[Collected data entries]
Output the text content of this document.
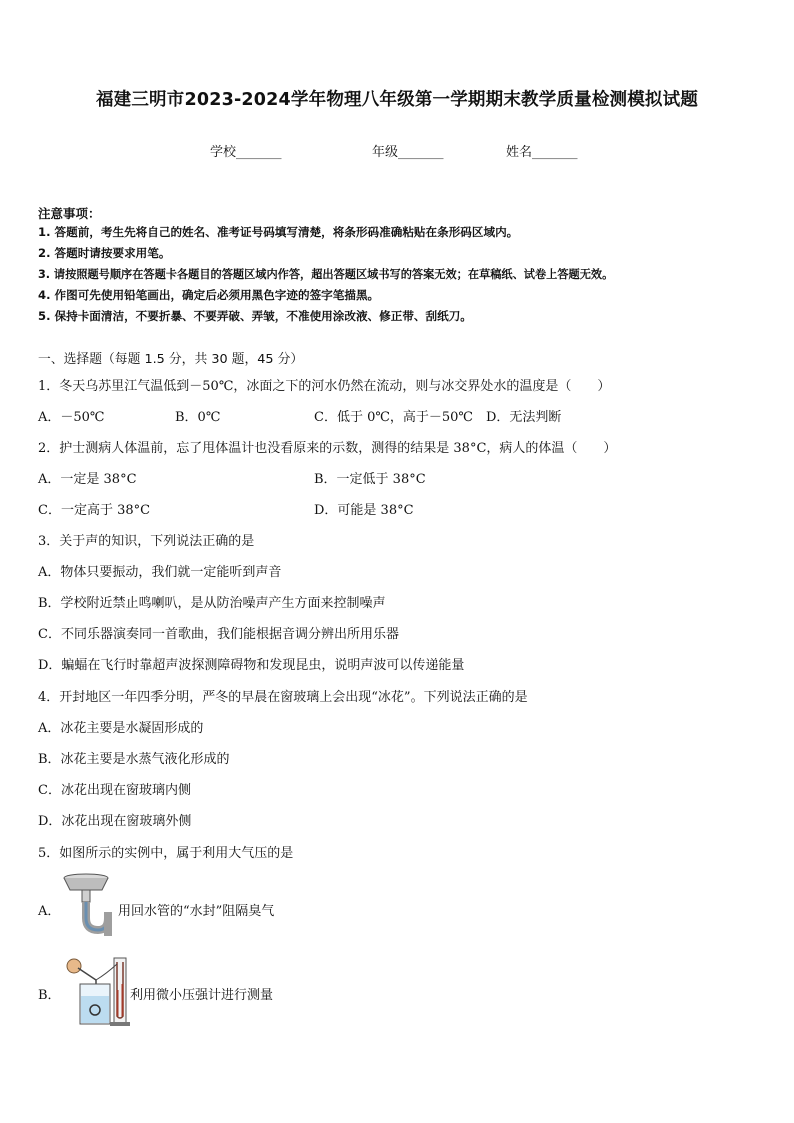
福建三明市2023-2024学年物理八年级第一学期期末教学质量检测模拟试题
学校_______	年级_______	姓名_______
注意事项：
1. 答题前，考生先将自己的姓名、准考证号码填写清楚，将条形码准确粘贴在条形码区域内。
2. 答题时请按要求用笔。
3. 请按照题号顺序在答题卡各题目的答题区域内作答，超出答题区域书写的答案无效；在草稿纸、试卷上答题无效。
4. 作图可先使用铅笔画出，确定后必须用黑色字迹的签字笔描黑。
5. 保持卡面清洁，不要折暴、不要弄破、弄皱，不准使用涂改液、修正带、刮纸刀。
一、选择题（每题 1.5 分，共 30 题，45 分）
1．冬天乌苏里江气温低到－50℃，冰面之下的河水仍然在流动，则与冰交界处水的温度是（　　）
A．－50℃	B．0℃	C．低于 0℃，高于－50℃ D．无法判断
2．护士测病人体温前，忘了甩体温计也没看原来的示数，测得的结果是 38°C，病人的体温（　　）
A．一定是 38°C	B．一定低于 38°C
C．一定高于 38°C	D．可能是 38°C
3．关于声的知识，下列说法正确的是
A．物体只要振动，我们就一定能听到声音
B．学校附近禁止鸣喇叭，是从防治噪声产生方面来控制噪声
C．不同乐器演奏同一首歌曲，我们能根据音调分辨出所用乐器
D．蝙蝠在飞行时靠超声波探测障碍物和发现昆虫，说明声波可以传递能量
4．开封地区一年四季分明，严冬的早晨在窗玻璃上会出现“冰花”。下列说法正确的是
A．冰花主要是水凝固形成的
B．冰花主要是水蒸气液化形成的
C．冰花出现在窗玻璃内侧
D．冰花出现在窗玻璃外侧
5．如图所示的实例中，属于利用大气压的是
A．	用回水管的“水封”阻隔臭气
B．	利用微小压强计进行测量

▶ What you are asked to do: Without including the pictures, reproduce all entries exactly.

▶ Answer for this exercise:
Output the text content of this document.
福建三明市2023-2024学年物理八年级第一学期期末教学质量检测模拟试题
学校_______	年级_______	姓名_______
注意事项：
1. 答题前，考生先将自己的姓名、准考证号码填写清楚，将条形码准确粘贴在条形码区域内。
2. 答题时请按要求用笔。
3. 请按照题号顺序在答题卡各题目的答题区域内作答，超出答题区域书写的答案无效；在草稿纸、试卷上答题无效。
4. 作图可先使用铅笔画出，确定后必须用黑色字迹的签字笔描黑。
5. 保持卡面清洁，不要折暴、不要弄破、弄皱，不准使用涂改液、修正带、刮纸刀。
一、选择题（每题 1.5 分，共 30 题，45 分）
1．冬天乌苏里江气温低到－50℃，冰面之下的河水仍然在流动，则与冰交界处水的温度是（　　）
A．－50℃	B．0℃	C．低于 0℃，高于－50℃ D．无法判断
2．护士测病人体温前，忘了甩体温计也没看原来的示数，测得的结果是 38°C，病人的体温（　　）
A．一定是 38°C	B．一定低于 38°C
C．一定高于 38°C	D．可能是 38°C
3．关于声的知识，下列说法正确的是
A．物体只要振动，我们就一定能听到声音
B．学校附近禁止鸣喇叭，是从防治噪声产生方面来控制噪声
C．不同乐器演奏同一首歌曲，我们能根据音调分辨出所用乐器
D．蝙蝠在飞行时靠超声波探测障碍物和发现昆虫，说明声波可以传递能量
4．开封地区一年四季分明，严冬的早晨在窗玻璃上会出现“冰花”。下列说法正确的是
A．冰花主要是水凝固形成的
B．冰花主要是水蒸气液化形成的
C．冰花出现在窗玻璃内侧
D．冰花出现在窗玻璃外侧
5．如图所示的实例中，属于利用大气压的是
A．	用回水管的“水封”阻隔臭气
B．	利用微小压强计进行测量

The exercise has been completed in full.